### Available records
※
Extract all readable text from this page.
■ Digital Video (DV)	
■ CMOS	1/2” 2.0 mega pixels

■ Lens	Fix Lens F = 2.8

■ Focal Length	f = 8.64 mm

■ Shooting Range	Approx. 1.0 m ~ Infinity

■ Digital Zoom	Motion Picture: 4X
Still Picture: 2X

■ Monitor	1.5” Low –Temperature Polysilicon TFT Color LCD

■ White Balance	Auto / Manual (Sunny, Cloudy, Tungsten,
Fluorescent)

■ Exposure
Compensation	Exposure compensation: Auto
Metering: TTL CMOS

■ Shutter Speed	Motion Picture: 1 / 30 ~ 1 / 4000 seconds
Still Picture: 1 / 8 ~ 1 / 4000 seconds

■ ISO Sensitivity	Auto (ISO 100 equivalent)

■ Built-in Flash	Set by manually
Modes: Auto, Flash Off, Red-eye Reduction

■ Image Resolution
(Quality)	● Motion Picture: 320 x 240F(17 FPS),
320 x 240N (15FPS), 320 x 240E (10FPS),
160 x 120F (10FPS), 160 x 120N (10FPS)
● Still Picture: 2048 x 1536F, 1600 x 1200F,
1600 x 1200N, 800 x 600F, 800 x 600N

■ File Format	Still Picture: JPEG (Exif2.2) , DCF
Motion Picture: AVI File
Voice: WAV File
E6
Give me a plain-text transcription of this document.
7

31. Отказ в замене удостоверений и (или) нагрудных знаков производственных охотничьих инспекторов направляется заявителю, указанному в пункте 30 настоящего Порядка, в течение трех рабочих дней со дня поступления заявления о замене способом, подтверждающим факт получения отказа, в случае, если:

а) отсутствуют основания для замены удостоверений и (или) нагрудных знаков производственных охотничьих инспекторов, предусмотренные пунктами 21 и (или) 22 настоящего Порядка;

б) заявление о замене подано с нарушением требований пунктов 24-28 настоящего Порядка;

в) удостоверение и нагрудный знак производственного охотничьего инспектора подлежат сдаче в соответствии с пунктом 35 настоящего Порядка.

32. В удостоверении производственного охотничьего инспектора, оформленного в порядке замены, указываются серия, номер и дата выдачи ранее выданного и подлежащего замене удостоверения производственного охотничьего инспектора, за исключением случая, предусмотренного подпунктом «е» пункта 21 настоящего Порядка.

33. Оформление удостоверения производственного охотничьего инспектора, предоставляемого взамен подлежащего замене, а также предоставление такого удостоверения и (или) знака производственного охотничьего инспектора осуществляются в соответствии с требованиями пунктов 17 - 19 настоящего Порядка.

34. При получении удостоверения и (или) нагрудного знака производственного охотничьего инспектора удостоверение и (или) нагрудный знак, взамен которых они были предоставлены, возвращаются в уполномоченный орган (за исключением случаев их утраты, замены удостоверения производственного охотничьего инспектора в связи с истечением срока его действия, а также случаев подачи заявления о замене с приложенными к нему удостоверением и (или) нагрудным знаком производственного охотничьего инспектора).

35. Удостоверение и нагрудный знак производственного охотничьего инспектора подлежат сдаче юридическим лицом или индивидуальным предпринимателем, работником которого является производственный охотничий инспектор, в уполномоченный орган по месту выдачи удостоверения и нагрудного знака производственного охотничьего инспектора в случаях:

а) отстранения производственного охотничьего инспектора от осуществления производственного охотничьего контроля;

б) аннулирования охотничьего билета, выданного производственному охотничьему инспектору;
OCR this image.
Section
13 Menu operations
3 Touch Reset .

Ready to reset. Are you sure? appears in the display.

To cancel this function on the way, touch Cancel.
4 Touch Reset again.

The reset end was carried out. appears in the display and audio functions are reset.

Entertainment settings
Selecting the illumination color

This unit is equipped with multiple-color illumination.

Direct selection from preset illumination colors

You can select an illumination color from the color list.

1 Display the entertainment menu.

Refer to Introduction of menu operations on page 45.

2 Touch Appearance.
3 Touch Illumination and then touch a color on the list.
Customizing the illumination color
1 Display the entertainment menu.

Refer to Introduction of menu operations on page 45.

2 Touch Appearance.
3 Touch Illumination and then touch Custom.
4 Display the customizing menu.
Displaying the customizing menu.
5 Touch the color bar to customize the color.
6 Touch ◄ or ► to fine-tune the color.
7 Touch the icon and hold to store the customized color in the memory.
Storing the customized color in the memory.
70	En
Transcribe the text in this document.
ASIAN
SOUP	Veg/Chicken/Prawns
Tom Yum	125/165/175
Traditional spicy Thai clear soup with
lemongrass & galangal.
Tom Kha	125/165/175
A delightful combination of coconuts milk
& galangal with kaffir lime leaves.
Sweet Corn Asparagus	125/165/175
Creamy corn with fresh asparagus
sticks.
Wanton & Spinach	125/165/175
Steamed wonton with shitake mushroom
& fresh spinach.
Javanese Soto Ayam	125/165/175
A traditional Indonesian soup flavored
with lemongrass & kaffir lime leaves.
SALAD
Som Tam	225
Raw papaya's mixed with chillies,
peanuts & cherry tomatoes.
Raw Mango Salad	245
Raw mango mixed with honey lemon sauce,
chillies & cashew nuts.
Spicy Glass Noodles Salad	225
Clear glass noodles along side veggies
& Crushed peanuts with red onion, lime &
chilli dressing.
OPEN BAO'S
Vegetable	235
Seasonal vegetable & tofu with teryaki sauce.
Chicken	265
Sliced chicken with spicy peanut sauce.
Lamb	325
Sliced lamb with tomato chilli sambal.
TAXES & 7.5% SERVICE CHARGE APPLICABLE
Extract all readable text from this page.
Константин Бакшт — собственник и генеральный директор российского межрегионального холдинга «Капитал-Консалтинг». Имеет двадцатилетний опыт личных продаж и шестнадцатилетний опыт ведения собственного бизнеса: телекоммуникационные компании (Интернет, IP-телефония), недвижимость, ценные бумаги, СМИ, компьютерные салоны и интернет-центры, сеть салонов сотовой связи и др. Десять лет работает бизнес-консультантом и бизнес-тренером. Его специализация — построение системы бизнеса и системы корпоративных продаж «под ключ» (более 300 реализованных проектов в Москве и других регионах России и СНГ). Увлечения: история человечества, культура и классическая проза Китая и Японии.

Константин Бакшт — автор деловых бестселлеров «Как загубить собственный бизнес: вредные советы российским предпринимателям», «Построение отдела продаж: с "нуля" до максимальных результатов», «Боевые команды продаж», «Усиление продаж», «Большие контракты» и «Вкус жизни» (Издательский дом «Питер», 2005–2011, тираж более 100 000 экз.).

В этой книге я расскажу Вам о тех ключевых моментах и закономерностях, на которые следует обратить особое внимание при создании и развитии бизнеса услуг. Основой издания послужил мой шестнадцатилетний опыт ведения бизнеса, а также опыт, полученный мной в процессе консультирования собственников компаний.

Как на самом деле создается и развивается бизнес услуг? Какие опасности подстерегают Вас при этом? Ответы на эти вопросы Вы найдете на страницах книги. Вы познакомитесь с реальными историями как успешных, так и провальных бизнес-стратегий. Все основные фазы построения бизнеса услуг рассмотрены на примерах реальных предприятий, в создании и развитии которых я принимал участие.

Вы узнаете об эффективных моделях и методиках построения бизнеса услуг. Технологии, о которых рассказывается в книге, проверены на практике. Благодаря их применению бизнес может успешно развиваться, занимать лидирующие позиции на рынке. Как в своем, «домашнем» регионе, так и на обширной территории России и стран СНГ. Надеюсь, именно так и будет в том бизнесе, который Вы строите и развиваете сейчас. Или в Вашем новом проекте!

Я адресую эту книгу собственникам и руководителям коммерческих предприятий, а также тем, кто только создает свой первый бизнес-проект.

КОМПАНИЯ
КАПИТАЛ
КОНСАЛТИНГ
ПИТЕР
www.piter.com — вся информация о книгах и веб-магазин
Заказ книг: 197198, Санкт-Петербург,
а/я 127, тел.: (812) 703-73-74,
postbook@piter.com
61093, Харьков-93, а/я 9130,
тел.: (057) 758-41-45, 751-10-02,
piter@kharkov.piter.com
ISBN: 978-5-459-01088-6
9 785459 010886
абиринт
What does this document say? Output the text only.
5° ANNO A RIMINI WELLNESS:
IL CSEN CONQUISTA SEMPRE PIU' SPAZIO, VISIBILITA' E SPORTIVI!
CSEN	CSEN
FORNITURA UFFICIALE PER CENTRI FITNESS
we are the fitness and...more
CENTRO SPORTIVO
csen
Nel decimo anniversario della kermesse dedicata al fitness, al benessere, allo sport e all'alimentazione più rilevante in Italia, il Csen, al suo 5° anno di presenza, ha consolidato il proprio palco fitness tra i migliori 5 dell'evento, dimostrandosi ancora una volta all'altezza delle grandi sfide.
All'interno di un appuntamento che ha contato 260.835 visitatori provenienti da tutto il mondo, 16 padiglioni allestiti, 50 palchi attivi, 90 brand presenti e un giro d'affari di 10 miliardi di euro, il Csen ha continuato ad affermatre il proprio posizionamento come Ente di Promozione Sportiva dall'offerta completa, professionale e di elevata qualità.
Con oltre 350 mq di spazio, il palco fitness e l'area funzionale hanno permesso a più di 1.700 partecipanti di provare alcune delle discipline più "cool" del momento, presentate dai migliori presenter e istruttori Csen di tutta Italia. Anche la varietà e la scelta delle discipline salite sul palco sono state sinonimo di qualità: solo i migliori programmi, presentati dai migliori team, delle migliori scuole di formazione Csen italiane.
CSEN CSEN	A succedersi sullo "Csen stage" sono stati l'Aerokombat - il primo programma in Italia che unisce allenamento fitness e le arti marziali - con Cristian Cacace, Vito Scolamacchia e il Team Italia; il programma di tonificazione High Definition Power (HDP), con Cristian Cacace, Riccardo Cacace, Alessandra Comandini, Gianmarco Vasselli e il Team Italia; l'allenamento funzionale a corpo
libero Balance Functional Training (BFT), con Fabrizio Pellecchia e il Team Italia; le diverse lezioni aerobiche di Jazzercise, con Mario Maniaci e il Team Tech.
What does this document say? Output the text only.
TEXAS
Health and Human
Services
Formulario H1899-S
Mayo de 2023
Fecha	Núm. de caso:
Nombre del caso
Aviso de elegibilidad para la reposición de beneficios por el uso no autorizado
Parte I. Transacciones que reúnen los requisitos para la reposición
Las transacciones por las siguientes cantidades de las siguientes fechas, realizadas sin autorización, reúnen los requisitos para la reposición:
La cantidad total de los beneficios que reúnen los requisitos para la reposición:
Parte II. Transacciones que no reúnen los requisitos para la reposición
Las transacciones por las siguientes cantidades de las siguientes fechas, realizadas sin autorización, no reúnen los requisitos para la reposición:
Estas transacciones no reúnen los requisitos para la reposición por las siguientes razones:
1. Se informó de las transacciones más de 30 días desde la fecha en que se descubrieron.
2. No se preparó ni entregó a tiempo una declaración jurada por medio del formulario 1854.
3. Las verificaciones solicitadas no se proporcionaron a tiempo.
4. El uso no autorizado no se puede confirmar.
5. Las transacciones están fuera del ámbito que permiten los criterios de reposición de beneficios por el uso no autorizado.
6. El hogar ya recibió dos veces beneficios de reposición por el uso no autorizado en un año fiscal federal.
※
### Goal
Determine how many lines of the listing above include the word "также", and report that number only.

### Result of the exercise
4